• EXTRACTED RECORDS
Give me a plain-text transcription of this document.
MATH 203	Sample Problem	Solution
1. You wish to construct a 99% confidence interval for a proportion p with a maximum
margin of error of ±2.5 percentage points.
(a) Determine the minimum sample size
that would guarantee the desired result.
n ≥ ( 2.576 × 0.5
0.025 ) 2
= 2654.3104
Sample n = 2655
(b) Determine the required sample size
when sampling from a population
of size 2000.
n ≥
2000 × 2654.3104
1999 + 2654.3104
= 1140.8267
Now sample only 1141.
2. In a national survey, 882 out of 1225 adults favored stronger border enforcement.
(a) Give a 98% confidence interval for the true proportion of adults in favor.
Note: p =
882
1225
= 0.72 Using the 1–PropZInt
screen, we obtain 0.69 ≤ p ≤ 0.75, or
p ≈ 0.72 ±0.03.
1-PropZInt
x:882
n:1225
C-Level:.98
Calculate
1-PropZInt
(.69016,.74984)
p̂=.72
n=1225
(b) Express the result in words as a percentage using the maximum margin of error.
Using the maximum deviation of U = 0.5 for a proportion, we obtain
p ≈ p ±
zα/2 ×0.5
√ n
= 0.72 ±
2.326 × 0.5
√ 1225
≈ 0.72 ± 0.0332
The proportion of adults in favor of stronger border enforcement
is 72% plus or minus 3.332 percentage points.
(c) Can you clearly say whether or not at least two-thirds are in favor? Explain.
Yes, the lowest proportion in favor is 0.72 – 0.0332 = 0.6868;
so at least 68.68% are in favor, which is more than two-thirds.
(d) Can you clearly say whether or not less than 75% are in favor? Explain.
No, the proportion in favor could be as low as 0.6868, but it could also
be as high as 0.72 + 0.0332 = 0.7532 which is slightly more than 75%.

• EXERCISE PROMPT
Find and copy every line in the entries above where the string "proportion" occurs.

• FINISHED TASK
1. You wish to construct a 99% confidence interval for a proportion p with a maximum
(a) Give a 98% confidence interval for the true proportion of adults in favor.
Using the maximum deviation of U = 0.5 for a proportion, we obtain
The proportion of adults in favor of stronger border enforcement
Yes, the lowest proportion in favor is 0.72 – 0.0332 = 0.6868;
No, the proportion in favor could be as low as 0.6868, but it could also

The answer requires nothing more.